• [GOAL]
Return all lines in the material below that contain "показания".

--- start RECORDS FOR THIS TASK ---

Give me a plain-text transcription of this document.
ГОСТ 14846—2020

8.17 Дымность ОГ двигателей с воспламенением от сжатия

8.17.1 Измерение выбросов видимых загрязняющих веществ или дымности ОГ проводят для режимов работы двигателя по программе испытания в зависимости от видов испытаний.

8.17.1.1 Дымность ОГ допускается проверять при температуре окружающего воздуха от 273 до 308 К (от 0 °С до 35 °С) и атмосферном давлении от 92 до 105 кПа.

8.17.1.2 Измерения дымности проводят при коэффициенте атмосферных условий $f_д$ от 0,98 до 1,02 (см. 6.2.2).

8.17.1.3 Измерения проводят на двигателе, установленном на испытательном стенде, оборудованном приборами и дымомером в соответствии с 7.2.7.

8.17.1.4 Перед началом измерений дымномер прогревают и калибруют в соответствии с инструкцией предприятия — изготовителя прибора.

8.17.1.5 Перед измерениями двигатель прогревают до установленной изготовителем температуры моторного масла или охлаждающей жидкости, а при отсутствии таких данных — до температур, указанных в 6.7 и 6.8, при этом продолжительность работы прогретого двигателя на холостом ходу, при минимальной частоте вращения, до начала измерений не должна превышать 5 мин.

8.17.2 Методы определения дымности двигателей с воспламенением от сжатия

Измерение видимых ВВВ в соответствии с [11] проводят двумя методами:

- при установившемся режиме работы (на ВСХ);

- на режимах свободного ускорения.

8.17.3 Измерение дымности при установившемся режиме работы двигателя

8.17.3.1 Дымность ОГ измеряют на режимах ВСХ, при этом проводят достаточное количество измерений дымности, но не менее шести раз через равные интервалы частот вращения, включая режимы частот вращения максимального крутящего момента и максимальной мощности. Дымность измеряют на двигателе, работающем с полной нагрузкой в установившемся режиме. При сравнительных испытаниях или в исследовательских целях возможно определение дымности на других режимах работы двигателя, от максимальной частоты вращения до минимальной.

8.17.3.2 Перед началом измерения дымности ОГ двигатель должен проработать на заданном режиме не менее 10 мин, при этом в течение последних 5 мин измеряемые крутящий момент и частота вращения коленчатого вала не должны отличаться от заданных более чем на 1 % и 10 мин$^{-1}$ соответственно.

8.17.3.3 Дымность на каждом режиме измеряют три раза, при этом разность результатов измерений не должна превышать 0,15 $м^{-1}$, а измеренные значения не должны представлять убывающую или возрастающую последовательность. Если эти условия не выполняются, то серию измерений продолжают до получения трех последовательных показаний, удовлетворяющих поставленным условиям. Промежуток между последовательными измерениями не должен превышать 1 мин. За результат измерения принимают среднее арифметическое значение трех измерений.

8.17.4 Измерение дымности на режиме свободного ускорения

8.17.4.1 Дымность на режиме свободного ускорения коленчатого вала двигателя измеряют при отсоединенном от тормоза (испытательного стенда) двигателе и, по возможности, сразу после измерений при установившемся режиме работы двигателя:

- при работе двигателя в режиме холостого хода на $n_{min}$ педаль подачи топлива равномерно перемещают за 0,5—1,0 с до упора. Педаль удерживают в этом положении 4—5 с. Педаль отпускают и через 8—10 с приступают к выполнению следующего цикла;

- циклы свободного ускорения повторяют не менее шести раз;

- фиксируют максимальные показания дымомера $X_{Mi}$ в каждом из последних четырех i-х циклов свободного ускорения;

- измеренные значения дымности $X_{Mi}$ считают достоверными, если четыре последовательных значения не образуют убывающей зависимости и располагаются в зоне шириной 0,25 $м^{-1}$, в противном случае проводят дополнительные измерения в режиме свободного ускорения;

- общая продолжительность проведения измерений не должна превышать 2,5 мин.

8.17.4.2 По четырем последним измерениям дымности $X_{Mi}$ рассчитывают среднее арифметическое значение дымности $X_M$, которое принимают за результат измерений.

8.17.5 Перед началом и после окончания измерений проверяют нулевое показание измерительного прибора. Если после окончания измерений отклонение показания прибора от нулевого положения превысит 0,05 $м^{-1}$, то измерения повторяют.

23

--- end RECORDS FOR THIS TASK ---
--- start RECORDS FOR THIS TASK ---

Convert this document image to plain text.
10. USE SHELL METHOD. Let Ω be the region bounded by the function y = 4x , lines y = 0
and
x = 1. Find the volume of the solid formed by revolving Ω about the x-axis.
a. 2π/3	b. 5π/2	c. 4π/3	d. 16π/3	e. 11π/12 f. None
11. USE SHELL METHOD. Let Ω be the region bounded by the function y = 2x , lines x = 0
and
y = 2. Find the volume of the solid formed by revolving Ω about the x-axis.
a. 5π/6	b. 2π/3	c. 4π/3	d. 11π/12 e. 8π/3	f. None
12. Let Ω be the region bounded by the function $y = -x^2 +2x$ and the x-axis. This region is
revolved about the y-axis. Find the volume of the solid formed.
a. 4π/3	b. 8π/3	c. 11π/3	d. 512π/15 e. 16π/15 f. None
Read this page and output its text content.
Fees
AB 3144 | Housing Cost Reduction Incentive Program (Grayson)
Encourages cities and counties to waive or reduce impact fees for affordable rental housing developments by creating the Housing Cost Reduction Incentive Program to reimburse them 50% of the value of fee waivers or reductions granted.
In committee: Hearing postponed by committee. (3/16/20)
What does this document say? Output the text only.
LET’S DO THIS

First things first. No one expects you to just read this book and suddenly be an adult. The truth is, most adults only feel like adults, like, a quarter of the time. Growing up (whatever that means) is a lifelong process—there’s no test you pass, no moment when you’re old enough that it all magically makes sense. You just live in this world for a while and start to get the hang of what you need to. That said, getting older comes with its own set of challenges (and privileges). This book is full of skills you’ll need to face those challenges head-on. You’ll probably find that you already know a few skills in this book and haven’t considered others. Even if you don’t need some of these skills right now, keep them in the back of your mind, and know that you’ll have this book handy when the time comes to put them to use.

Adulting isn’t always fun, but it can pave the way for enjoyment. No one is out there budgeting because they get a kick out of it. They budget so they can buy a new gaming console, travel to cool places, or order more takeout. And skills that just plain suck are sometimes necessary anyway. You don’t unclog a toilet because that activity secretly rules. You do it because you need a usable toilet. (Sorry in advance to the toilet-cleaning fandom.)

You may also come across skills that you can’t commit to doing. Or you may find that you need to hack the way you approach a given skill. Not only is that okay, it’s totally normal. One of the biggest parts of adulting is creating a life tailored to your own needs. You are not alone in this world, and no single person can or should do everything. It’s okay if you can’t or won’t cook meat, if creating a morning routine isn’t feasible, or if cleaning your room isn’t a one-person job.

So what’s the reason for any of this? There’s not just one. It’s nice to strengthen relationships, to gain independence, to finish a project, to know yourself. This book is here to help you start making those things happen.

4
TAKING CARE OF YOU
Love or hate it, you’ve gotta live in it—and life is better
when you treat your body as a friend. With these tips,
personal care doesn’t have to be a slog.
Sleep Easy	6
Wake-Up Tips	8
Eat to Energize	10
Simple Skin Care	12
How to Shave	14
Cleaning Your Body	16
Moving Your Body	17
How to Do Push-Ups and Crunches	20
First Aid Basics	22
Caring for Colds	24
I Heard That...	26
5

--- end RECORDS FOR THIS TASK ---
--- start RECORDS FOR THIS TASK ---

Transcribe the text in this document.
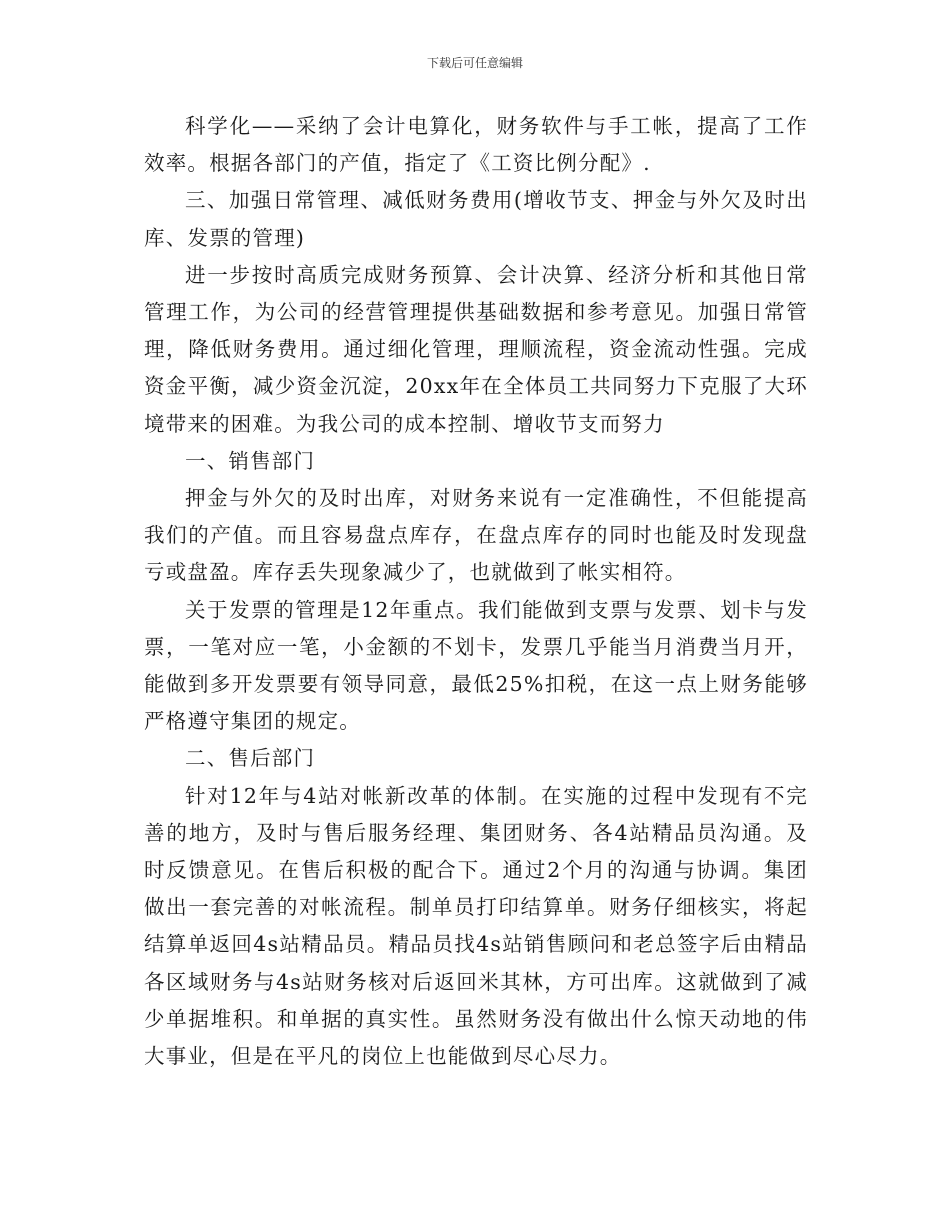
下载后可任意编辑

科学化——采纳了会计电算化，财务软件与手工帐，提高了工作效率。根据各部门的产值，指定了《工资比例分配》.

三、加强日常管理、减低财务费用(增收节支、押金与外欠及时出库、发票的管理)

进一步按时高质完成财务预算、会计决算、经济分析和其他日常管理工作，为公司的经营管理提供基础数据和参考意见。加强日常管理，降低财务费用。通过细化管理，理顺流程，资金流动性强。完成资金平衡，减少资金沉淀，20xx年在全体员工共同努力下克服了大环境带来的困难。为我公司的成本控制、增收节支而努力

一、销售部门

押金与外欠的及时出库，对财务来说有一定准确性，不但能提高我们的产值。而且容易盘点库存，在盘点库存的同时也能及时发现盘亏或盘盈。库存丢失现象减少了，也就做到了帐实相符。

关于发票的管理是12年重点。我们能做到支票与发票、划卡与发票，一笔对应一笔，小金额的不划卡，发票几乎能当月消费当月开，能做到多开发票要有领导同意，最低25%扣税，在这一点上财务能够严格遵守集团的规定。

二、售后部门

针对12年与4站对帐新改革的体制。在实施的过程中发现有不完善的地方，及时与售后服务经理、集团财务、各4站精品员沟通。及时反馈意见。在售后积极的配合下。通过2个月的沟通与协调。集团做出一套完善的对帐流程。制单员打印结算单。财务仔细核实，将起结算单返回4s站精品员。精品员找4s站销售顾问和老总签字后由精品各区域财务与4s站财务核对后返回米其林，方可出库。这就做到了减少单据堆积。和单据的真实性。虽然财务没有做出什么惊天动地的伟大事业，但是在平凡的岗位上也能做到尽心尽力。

--- end RECORDS FOR THIS TASK ---

• [TASK OUTPUT]
- фиксируют максимальные показания дымомера $X_{Mi}$ в каждом из последних четырех i-х циклов свободного ускорения;
8.17.5 Перед началом и после окончания измерений проверяют нулевое показание измерительного прибора. Если после окончания измерений отклонение показания прибора от нулевого положения превысит 0,05 $м^{-1}$, то измерения повторяют.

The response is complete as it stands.